*What to do*: Scan the records for the string "งดาวเท"; copy each line where it occurs.

*Listed entries*:
_ _ _ _ _

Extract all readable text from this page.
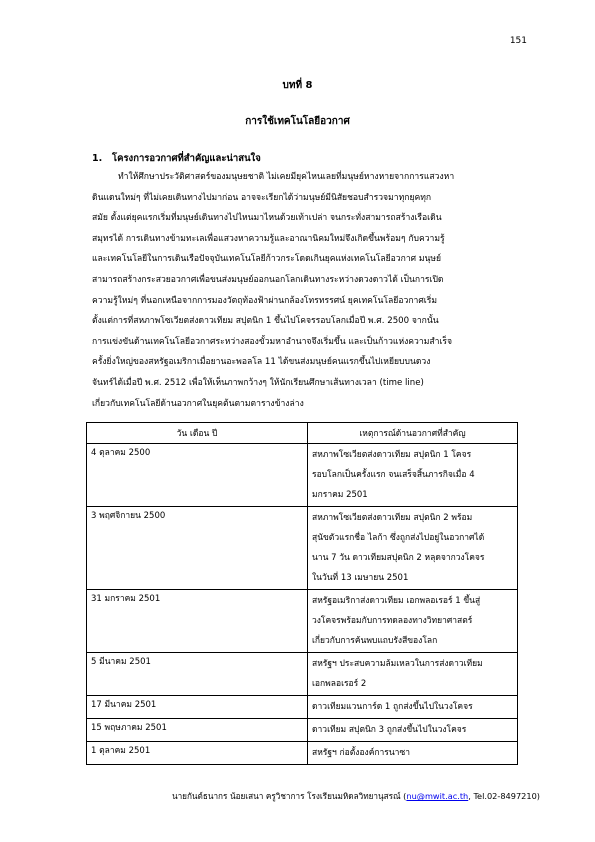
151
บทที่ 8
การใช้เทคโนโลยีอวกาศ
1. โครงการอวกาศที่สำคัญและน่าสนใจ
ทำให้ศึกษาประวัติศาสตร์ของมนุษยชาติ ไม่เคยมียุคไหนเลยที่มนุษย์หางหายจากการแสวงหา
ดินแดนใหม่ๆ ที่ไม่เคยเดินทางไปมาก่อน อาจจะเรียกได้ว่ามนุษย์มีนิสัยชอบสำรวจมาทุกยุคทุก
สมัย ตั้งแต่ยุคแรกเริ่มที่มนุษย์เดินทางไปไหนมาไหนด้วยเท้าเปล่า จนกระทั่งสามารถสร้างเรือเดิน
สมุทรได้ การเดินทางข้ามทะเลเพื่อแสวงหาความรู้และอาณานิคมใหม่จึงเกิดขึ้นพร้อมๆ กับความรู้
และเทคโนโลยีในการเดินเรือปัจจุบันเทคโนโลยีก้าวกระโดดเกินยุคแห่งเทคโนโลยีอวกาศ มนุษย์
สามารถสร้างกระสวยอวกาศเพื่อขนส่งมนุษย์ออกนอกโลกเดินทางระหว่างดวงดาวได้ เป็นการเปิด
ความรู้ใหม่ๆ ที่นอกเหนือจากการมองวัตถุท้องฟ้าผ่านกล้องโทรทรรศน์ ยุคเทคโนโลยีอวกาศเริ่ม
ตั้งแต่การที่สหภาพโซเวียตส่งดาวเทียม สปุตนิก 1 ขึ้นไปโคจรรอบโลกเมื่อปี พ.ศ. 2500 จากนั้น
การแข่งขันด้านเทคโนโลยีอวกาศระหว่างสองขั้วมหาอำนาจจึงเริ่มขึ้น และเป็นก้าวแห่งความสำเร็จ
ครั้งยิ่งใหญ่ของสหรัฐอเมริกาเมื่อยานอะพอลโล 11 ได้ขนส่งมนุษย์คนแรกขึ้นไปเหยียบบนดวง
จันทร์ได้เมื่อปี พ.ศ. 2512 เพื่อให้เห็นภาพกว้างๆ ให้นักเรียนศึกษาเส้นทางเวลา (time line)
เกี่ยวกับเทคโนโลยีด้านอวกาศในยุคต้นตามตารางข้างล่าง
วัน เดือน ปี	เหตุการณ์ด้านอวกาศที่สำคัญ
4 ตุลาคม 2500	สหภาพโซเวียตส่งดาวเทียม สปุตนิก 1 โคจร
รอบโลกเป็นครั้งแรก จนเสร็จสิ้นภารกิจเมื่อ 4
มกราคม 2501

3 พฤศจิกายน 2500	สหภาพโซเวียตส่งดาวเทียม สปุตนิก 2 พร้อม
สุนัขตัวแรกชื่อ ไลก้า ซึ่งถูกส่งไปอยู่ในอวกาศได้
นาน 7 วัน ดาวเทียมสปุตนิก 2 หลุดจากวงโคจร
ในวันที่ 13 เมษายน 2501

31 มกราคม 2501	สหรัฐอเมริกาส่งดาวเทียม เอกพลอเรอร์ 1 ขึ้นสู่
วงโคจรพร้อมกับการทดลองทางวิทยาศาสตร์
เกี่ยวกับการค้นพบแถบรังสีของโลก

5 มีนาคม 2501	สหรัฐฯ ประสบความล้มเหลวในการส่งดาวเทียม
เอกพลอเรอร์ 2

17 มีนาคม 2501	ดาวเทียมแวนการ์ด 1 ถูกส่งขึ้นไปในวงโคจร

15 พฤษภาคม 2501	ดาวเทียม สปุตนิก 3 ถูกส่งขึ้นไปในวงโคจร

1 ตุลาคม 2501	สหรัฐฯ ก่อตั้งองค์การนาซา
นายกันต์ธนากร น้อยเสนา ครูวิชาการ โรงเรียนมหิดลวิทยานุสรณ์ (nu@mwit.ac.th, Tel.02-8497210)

_ _ _ _ _

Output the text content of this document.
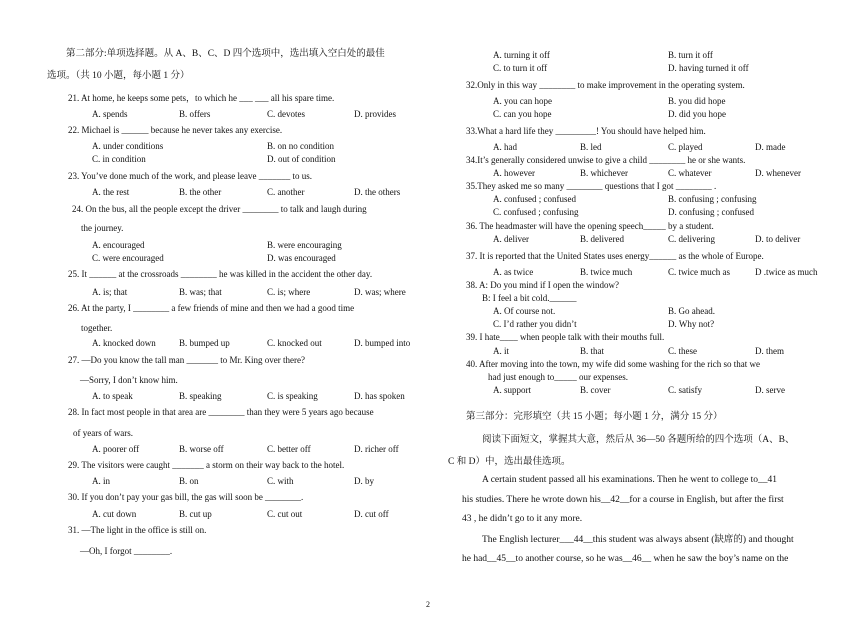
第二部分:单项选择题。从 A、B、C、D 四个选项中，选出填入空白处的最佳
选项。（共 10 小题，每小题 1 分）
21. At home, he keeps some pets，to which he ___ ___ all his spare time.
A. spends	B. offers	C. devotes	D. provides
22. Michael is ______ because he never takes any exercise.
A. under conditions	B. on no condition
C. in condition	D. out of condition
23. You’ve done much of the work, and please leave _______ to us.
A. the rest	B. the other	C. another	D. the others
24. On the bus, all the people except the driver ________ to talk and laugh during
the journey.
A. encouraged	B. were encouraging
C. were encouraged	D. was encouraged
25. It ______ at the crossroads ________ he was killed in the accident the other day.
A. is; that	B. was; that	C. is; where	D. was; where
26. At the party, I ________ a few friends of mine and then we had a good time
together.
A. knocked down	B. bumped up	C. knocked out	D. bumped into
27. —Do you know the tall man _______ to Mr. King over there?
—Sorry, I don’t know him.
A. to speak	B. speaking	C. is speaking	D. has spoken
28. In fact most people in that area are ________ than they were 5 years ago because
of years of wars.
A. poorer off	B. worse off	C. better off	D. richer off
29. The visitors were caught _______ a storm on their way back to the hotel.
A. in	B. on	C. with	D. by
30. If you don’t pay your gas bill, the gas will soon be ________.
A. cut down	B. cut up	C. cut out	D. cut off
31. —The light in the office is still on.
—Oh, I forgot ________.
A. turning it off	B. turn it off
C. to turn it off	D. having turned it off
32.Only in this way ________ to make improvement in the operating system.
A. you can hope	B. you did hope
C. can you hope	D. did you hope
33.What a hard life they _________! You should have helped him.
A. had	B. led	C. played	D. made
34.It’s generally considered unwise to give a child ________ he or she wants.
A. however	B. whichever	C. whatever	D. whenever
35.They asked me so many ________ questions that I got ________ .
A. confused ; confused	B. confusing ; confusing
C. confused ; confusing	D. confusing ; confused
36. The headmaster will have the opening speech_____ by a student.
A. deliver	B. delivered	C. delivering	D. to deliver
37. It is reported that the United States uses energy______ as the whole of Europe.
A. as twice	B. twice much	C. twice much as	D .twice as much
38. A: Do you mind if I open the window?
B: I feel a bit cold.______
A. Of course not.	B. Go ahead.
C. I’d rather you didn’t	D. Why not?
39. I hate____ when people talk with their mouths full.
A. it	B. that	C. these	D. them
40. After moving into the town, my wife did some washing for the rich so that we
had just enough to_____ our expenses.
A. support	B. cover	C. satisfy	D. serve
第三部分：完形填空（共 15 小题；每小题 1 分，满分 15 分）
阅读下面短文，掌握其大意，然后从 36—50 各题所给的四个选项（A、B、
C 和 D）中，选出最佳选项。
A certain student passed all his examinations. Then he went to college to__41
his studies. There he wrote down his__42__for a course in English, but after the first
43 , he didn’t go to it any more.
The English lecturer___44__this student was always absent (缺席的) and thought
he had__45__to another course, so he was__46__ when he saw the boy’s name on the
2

_ _ _ _ _

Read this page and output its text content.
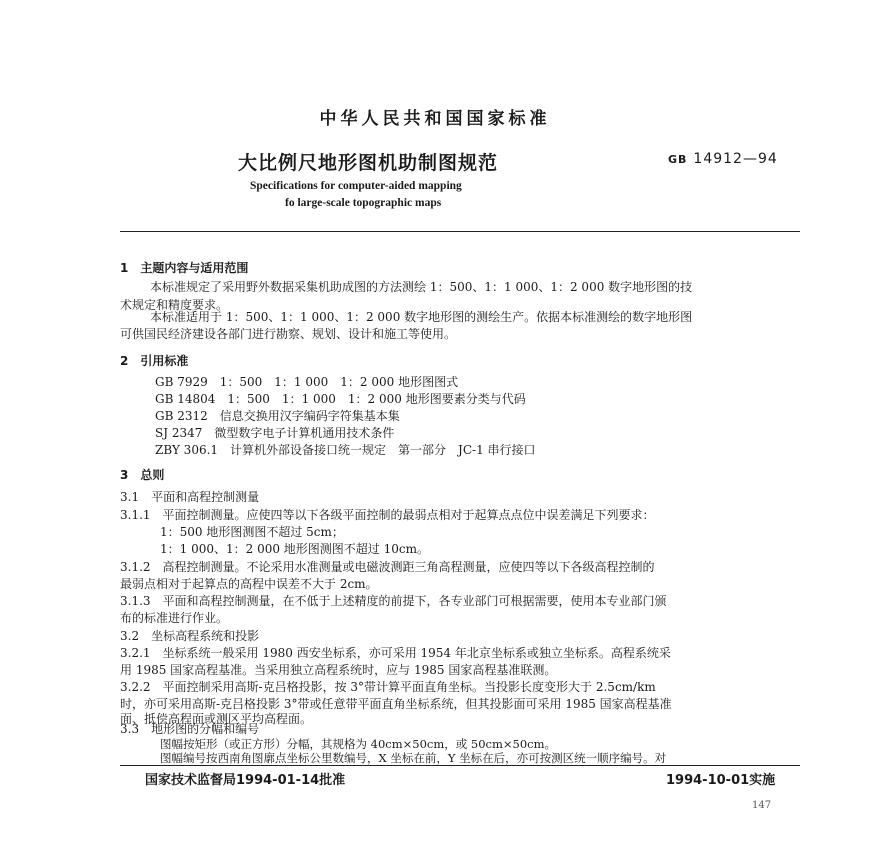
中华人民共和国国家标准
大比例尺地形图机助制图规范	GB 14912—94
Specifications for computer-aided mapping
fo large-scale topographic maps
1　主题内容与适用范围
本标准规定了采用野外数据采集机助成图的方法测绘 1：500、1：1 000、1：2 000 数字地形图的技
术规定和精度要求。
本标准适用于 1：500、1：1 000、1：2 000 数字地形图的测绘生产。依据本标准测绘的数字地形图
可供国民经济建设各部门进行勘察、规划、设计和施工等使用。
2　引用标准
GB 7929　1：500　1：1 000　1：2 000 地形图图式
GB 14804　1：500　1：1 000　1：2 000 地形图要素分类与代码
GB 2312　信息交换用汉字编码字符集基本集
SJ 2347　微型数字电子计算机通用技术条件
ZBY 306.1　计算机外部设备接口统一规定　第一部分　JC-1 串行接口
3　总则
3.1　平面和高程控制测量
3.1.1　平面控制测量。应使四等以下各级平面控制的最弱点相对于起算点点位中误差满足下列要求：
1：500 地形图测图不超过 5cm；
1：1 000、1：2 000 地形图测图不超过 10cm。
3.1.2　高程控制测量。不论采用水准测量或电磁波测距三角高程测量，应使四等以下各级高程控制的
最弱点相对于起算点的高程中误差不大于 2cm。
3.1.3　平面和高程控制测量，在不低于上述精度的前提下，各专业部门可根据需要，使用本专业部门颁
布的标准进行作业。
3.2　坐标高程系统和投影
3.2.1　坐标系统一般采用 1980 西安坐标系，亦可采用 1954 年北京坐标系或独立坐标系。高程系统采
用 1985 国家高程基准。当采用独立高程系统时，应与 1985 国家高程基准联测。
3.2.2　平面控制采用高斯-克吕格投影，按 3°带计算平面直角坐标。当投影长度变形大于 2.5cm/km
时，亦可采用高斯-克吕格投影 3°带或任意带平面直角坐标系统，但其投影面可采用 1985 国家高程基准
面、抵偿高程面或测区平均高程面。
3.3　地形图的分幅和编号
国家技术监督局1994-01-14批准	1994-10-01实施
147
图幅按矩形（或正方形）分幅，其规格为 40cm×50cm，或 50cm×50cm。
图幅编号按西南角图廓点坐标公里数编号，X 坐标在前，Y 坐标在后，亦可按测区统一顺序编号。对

_ _ _ _ _

*Result*:
ตั้งแต่การที่สหภาพโซเวียตส่งดาวเทียม สปุตนิก 1 ขึ้นไปโคจรรอบโลกเมื่อปี พ.ศ. 2500 จากนั้น
4 ตุลาคม 2500	สหภาพโซเวียตส่งดาวเทียม สปุตนิก 1 โคจร
3 พฤศจิกายน 2500	สหภาพโซเวียตส่งดาวเทียม สปุตนิก 2 พร้อม
31 มกราคม 2501	สหรัฐอเมริกาส่งดาวเทียม เอกพลอเรอร์ 1 ขึ้นสู่
5 มีนาคม 2501	สหรัฐฯ ประสบความล้มเหลวในการส่งดาวเทียม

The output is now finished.